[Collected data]
┌────────

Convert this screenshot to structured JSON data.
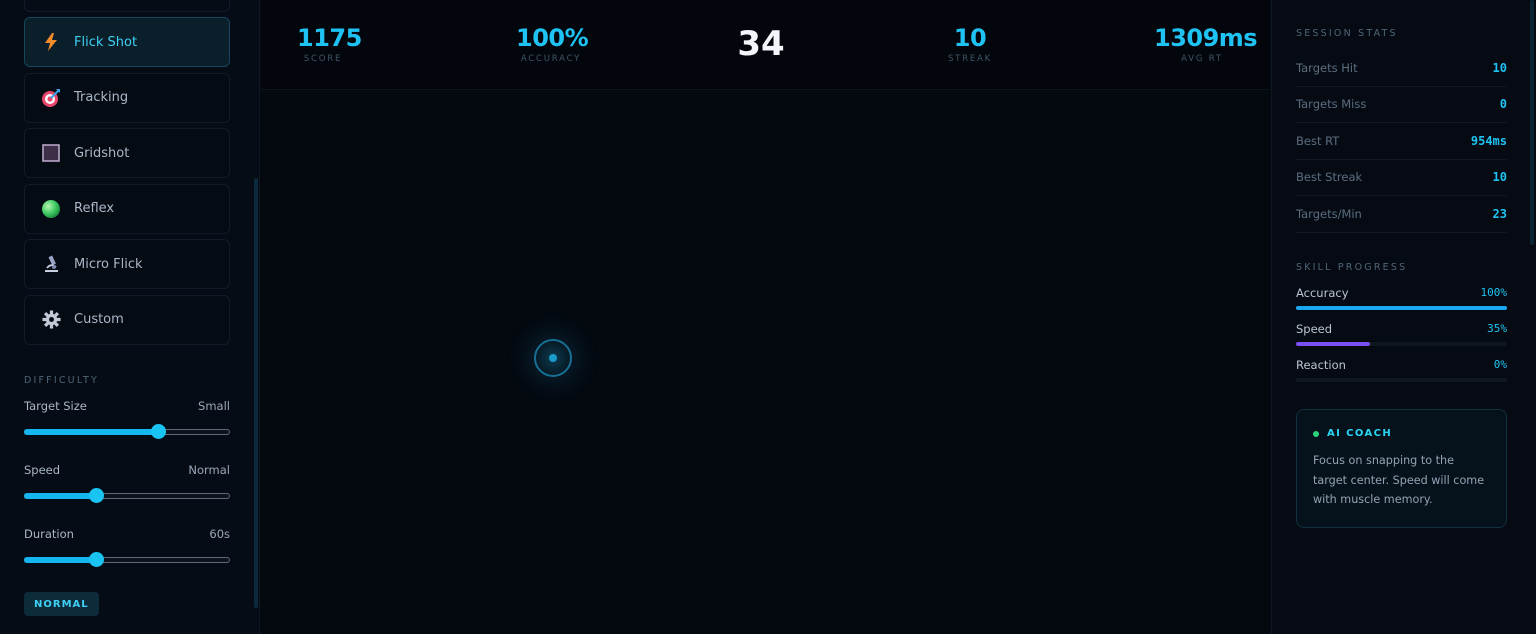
{
  "modes": [
    {
      "label": "Flick Shot",
      "icon": "lightning-icon",
      "active": true
    },
    {
      "label": "Tracking",
      "icon": "target-dart-icon",
      "active": false
    },
    {
      "label": "Gridshot",
      "icon": "grid-square-icon",
      "active": false
    },
    {
      "label": "Reflex",
      "icon": "green-orb-icon",
      "active": false
    },
    {
      "label": "Micro Flick",
      "icon": "microscope-icon",
      "active": false
    },
    {
      "label": "Custom",
      "icon": "gear-icon",
      "active": false
    }
  ],
  "difficulty": {
    "section_label": "DIFFICULTY",
    "target_size": {
      "label": "Target Size",
      "value": "Small",
      "level": 0.65
    },
    "speed": {
      "label": "Speed",
      "value": "Normal",
      "level": 0.35
    },
    "duration": {
      "label": "Duration",
      "value": "60s",
      "level": 0.35
    },
    "badge": "NORMAL"
  },
  "hud": {
    "score": {
      "value": "1175",
      "label": "SCORE"
    },
    "accuracy": {
      "value": "100%",
      "label": "ACCURACY"
    },
    "timer": "34",
    "streak": {
      "value": "10",
      "label": "STREAK"
    },
    "avg_rt": {
      "value": "1309ms",
      "label": "AVG RT"
    }
  },
  "session_stats": {
    "title": "SESSION STATS",
    "rows": [
      {
        "label": "Targets Hit",
        "value": "10"
      },
      {
        "label": "Targets Miss",
        "value": "0"
      },
      {
        "label": "Best RT",
        "value": "954ms"
      },
      {
        "label": "Best Streak",
        "value": "10"
      },
      {
        "label": "Targets/Min",
        "value": "23"
      }
    ]
  },
  "skill_progress": {
    "title": "SKILL PROGRESS",
    "items": [
      {
        "label": "Accuracy",
        "value": "100%",
        "level": 1.0
      },
      {
        "label": "Speed",
        "value": "35%",
        "level": 0.35
      },
      {
        "label": "Reaction",
        "value": "0%",
        "level": 0.0
      }
    ]
  },
  "coach": {
    "title": "AI COACH",
    "text": "Focus on snapping to the target center. Speed will come with muscle memory."
  },
  "colors": {
    "accent": "#1fc3f3",
    "accuracy_bar": "#1aa6f0",
    "speed_bar": "#7a4ef0",
    "coach_dot": "#2bd37a"
  }
}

└────────

▶ _GOAL_
The records above must be transcribed exactly. Pictures are left out of the copy.

▶ _TASK RESULT_
Convert this screenshot to structured JSON data.
{
  "modes": [
    {
      "label": "Flick Shot",
      "icon": "lightning-icon",
      "active": true
    },
    {
      "label": "Tracking",
      "icon": "target-dart-icon",
      "active": false
    },
    {
      "label": "Gridshot",
      "icon": "grid-square-icon",
      "active": false
    },
    {
      "label": "Reflex",
      "icon": "green-orb-icon",
      "active": false
    },
    {
      "label": "Micro Flick",
      "icon": "microscope-icon",
      "active": false
    },
    {
      "label": "Custom",
      "icon": "gear-icon",
      "active": false
    }
  ],
  "difficulty": {
    "section_label": "DIFFICULTY",
    "target_size": {
      "label": "Target Size",
      "value": "Small",
      "level": 0.65
    },
    "speed": {
      "label": "Speed",
      "value": "Normal",
      "level": 0.35
    },
    "duration": {
      "label": "Duration",
      "value": "60s",
      "level": 0.35
    },
    "badge": "NORMAL"
  },
  "hud": {
    "score": {
      "value": "1175",
      "label": "SCORE"
    },
    "accuracy": {
      "value": "100%",
      "label": "ACCURACY"
    },
    "timer": "34",
    "streak": {
      "value": "10",
      "label": "STREAK"
    },
    "avg_rt": {
      "value": "1309ms",
      "label": "AVG RT"
    }
  },
  "session_stats": {
    "title": "SESSION STATS",
    "rows": [
      {
        "label": "Targets Hit",
        "value": "10"
      },
      {
        "label": "Targets Miss",
        "value": "0"
      },
      {
        "label": "Best RT",
        "value": "954ms"
      },
      {
        "label": "Best Streak",
        "value": "10"
      },
      {
        "label": "Targets/Min",
        "value": "23"
      }
    ]
  },
  "skill_progress": {
    "title": "SKILL PROGRESS",
    "items": [
      {
        "label": "Accuracy",
        "value": "100%",
        "level": 1.0
      },
      {
        "label": "Speed",
        "value": "35%",
        "level": 0.35
      },
      {
        "label": "Reaction",
        "value": "0%",
        "level": 0.0
      }
    ]
  },
  "coach": {
    "title": "AI COACH",
    "text": "Focus on snapping to the target center. Speed will come with muscle memory."
  },
  "colors": {
    "accent": "#1fc3f3",
    "accuracy_bar": "#1aa6f0",
    "speed_bar": "#7a4ef0",
    "coach_dot": "#2bd37a"
  }
}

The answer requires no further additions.